Raw records
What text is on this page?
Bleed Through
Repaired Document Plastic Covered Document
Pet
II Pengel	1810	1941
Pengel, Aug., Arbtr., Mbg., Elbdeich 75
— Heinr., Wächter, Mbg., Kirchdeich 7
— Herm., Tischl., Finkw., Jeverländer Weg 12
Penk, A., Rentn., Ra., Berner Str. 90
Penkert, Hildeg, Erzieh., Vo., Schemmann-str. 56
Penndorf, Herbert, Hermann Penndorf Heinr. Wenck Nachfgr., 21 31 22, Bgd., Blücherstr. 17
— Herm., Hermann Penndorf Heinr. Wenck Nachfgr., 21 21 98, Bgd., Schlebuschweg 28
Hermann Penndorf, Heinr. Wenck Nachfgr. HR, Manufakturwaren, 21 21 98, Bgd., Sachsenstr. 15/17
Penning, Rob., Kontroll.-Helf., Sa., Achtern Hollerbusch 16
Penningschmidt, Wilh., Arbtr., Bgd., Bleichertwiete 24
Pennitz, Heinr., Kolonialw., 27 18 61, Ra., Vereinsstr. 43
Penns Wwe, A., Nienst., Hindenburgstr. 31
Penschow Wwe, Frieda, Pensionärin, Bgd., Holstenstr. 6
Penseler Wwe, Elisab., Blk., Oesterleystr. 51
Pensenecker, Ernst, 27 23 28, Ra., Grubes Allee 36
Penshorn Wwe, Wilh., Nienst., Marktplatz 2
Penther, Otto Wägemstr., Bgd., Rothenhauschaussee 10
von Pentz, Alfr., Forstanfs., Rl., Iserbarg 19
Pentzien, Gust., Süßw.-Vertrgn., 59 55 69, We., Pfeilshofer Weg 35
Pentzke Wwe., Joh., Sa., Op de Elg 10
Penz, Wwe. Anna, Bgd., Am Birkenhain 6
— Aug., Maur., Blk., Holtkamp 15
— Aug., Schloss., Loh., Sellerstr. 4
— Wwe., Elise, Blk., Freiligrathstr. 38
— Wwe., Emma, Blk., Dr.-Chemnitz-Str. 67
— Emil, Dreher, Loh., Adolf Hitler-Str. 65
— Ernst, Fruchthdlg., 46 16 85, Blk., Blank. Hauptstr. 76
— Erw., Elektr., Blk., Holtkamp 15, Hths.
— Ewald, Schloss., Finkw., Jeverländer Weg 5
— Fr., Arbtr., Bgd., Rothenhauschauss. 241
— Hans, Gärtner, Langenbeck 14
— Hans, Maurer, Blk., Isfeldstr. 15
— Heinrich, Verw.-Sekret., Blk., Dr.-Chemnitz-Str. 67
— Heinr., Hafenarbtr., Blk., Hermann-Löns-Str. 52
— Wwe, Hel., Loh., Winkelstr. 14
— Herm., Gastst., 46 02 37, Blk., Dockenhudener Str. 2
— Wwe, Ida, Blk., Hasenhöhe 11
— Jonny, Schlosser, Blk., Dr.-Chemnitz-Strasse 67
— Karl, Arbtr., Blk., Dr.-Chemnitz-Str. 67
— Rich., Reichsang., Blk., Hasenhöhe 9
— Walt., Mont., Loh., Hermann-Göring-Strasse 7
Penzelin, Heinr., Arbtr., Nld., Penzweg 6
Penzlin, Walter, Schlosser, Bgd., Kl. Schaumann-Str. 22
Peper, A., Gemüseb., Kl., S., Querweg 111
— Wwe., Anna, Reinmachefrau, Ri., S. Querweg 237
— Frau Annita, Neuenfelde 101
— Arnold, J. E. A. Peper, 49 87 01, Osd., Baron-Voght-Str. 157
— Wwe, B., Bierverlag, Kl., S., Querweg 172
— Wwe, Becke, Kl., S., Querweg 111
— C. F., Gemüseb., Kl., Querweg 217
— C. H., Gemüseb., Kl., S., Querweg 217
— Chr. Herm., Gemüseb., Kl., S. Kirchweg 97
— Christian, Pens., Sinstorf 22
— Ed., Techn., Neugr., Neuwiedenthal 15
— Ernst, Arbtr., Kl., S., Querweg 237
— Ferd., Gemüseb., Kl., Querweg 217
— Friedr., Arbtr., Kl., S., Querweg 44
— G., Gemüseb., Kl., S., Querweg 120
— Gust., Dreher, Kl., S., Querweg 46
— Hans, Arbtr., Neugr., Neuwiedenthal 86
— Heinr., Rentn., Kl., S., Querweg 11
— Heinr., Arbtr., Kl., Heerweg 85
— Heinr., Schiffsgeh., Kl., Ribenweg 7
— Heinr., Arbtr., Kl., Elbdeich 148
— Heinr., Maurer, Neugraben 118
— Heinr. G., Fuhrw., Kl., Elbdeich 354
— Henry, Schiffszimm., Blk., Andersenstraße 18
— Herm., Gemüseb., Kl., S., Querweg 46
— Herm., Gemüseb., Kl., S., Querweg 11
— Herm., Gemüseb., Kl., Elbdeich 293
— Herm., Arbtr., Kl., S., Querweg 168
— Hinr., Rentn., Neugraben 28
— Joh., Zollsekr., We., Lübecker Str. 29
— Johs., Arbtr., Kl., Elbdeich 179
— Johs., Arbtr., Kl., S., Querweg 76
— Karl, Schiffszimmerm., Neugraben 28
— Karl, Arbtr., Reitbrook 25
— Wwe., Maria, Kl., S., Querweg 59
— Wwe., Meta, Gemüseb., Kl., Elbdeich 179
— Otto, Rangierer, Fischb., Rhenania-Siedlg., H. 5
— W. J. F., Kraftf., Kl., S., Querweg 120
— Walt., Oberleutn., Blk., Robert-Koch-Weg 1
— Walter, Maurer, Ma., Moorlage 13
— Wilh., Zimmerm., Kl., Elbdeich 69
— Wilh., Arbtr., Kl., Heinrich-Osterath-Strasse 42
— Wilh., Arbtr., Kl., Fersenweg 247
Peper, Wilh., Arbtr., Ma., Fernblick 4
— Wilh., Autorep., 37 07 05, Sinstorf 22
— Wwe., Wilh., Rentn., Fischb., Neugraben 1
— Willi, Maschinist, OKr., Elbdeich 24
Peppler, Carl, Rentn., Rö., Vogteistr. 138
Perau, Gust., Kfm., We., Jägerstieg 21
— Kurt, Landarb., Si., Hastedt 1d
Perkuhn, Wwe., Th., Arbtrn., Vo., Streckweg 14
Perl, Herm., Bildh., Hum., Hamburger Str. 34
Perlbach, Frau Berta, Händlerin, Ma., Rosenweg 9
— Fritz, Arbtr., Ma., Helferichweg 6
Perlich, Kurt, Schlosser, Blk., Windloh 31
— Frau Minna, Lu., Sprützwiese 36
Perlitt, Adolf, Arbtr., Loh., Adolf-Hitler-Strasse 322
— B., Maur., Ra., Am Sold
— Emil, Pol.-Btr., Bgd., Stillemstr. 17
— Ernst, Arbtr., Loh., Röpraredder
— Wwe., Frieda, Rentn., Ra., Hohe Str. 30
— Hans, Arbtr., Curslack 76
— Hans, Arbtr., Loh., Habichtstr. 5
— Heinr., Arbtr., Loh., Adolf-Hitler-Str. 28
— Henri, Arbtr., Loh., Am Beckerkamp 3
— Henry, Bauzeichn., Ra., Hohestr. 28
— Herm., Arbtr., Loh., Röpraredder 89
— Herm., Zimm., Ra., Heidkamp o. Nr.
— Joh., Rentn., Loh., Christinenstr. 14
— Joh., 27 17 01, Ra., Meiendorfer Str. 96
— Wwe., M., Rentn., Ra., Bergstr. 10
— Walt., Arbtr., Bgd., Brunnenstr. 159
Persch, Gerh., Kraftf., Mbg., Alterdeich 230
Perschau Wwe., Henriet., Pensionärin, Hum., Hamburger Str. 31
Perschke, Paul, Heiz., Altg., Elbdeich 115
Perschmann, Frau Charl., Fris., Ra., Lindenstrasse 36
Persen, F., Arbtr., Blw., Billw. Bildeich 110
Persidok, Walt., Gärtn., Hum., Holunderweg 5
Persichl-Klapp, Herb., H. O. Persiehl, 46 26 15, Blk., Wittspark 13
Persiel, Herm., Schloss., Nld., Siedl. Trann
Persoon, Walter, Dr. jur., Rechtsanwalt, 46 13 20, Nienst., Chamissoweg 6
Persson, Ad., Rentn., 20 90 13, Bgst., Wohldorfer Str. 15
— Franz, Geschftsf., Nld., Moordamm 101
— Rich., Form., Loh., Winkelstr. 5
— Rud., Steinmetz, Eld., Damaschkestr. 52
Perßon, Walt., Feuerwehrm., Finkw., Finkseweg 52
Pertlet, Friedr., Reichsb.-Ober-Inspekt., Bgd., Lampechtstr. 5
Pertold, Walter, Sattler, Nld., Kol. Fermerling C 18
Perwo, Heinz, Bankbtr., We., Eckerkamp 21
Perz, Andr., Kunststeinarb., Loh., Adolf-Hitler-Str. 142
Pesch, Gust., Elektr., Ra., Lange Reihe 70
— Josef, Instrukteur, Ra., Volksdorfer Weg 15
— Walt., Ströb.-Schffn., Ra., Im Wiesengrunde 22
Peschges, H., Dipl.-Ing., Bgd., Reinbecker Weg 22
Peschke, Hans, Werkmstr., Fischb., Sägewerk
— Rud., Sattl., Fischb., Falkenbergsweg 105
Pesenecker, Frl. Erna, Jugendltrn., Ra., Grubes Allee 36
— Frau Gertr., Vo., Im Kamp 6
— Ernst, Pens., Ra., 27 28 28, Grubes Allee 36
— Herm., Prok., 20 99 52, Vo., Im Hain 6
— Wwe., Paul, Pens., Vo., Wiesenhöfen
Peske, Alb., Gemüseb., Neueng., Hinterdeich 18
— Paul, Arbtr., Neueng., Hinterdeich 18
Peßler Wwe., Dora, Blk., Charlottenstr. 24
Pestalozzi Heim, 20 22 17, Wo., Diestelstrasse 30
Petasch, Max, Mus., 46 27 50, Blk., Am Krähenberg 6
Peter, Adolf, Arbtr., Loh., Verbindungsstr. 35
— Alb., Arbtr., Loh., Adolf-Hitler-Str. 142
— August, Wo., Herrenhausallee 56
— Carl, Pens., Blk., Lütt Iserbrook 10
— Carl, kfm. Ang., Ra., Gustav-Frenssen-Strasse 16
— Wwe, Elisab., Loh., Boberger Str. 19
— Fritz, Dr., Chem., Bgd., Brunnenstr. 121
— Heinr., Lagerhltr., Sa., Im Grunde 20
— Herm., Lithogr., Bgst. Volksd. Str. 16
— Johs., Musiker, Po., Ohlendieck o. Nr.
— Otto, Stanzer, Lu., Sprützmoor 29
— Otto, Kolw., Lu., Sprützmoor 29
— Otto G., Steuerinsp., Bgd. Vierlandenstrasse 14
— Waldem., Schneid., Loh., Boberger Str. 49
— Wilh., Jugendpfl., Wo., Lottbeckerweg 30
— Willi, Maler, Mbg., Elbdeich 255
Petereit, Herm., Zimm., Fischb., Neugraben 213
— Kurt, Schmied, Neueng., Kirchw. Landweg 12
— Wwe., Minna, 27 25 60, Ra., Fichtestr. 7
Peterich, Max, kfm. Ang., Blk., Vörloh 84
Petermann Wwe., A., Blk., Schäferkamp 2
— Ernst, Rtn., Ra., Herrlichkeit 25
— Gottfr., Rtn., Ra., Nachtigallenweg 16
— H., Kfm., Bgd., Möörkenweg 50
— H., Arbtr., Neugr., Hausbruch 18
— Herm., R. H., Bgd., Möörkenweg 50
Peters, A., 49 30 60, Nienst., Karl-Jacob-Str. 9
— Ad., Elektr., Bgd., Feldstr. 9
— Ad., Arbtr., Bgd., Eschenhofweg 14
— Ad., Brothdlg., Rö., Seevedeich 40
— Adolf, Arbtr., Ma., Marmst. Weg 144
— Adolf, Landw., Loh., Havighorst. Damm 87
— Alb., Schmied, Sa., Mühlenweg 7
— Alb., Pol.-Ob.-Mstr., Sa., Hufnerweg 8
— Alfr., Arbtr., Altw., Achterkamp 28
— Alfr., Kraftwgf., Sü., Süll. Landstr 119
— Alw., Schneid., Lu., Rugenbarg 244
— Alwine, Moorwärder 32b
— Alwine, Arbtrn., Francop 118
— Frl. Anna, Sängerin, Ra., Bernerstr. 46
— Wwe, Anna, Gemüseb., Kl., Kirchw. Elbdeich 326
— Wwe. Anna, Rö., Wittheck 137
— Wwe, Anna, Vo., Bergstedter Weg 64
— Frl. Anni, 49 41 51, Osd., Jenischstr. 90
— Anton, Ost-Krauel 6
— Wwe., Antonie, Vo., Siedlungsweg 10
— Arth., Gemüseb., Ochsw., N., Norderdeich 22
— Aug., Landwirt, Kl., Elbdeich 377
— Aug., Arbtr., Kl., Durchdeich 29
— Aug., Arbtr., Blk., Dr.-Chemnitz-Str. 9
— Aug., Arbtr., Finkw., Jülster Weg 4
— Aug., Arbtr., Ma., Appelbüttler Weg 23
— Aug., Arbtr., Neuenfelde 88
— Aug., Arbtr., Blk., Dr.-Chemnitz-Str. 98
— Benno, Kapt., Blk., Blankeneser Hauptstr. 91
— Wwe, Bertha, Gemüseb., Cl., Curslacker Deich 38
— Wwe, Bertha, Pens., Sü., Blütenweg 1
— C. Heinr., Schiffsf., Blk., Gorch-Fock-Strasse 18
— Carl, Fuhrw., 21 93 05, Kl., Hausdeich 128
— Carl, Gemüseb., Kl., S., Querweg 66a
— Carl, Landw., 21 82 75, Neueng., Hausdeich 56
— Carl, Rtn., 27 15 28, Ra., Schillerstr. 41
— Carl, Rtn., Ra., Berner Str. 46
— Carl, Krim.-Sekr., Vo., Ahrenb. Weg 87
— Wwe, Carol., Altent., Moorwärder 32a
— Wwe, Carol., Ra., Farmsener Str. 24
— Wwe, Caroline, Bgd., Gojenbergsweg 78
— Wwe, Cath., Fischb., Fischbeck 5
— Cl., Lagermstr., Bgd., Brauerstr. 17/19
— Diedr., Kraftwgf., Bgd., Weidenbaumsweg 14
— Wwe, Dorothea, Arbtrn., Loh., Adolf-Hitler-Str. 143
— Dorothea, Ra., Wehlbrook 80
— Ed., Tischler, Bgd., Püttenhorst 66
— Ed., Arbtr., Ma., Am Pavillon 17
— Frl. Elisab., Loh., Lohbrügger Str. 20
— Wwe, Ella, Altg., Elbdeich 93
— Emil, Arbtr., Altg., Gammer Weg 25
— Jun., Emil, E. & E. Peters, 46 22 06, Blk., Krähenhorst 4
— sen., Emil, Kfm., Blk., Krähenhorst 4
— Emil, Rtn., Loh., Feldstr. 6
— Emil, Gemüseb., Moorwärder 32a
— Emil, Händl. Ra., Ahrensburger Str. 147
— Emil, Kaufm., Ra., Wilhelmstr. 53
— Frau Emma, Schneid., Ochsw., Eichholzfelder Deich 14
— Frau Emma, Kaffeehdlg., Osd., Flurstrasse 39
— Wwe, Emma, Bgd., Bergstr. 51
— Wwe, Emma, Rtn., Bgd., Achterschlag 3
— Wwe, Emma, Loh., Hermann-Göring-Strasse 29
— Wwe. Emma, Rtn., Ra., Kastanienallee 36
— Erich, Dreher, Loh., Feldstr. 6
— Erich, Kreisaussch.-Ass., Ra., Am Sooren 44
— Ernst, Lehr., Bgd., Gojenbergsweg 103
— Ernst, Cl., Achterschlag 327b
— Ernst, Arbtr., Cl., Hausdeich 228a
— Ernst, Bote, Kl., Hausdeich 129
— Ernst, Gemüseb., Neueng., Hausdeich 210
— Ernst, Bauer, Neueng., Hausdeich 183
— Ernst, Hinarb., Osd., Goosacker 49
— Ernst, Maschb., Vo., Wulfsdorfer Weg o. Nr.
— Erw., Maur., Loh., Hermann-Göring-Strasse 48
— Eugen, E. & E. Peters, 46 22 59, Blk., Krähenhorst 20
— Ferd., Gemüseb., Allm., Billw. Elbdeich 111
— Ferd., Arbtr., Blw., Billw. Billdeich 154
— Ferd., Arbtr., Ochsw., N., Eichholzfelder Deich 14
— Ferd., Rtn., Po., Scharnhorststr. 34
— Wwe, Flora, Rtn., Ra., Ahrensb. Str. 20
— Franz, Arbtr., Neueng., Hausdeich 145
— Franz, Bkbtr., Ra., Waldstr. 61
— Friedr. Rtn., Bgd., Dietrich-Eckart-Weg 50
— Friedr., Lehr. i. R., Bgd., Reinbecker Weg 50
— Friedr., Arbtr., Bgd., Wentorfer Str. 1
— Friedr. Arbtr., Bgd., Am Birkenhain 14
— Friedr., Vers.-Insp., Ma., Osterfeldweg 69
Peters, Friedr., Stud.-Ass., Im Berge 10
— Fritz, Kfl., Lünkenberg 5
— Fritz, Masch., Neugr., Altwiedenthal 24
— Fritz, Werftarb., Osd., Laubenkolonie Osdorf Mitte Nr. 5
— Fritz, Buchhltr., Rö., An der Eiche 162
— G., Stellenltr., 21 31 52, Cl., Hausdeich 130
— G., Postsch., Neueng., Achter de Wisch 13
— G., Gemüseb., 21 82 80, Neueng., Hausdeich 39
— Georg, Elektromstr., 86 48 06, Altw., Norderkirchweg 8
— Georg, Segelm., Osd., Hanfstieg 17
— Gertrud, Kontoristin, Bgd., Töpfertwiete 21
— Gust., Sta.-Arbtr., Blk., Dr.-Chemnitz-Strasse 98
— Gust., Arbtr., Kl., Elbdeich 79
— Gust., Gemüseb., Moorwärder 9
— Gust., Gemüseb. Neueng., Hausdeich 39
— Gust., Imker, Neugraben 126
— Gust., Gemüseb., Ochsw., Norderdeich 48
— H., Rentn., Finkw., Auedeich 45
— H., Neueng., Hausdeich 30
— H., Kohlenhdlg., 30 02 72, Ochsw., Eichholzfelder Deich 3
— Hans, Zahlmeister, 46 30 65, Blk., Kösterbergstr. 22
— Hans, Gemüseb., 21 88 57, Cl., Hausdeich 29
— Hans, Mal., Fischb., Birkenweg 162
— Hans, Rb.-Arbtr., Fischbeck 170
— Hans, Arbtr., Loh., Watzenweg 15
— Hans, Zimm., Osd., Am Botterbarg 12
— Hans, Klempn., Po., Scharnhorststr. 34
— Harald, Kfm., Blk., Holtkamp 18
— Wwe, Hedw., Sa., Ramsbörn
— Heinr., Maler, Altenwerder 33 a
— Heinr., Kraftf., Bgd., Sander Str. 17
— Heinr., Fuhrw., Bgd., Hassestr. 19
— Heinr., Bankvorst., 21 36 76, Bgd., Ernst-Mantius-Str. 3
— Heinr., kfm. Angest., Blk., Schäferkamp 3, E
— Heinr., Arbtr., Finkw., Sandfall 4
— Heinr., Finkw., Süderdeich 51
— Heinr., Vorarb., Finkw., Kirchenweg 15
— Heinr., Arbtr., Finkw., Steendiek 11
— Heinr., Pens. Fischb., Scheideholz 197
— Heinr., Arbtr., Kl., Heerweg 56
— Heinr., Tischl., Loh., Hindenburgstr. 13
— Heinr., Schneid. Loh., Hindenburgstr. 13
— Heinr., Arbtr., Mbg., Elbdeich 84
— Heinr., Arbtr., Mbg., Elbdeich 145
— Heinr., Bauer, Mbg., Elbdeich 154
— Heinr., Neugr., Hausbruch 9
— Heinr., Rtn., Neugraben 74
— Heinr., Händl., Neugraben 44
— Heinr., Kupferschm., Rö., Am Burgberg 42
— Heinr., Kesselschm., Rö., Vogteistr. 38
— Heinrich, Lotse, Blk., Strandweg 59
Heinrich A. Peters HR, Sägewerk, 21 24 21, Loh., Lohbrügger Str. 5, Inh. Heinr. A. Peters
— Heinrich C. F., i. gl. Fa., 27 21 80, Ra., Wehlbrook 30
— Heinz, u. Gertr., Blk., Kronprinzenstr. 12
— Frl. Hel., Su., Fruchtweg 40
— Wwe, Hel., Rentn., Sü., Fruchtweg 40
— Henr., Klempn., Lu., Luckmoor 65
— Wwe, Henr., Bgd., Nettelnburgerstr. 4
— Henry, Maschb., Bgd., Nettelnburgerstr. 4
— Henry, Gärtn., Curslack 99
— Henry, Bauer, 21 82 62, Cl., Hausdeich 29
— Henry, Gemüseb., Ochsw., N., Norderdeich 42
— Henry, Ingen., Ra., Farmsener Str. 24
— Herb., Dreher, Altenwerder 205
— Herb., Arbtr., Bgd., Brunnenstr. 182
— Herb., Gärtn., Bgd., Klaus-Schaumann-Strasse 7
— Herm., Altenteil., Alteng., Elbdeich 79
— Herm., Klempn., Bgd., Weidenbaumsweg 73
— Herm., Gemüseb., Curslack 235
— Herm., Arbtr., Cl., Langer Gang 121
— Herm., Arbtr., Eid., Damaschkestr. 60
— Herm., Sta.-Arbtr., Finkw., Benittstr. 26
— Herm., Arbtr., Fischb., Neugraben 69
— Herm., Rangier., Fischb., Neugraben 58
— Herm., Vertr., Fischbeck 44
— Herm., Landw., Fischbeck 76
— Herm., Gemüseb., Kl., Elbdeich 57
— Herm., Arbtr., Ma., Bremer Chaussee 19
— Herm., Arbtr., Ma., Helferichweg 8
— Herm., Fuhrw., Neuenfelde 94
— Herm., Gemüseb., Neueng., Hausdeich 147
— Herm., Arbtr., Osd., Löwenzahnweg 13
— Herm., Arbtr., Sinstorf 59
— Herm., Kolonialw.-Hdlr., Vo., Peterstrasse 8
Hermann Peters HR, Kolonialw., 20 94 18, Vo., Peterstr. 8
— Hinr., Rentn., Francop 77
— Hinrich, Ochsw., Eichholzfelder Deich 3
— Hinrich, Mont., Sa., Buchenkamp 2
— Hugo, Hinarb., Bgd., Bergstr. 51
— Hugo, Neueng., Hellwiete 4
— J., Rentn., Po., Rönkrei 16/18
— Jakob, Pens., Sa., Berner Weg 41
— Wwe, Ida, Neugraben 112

◆ YOUR INSTRUCTIONS ◆
Among the entries above, how many lines hold the word "Maschb"? Reply with only that number.

◆ WRITTEN ANSWER ◆
2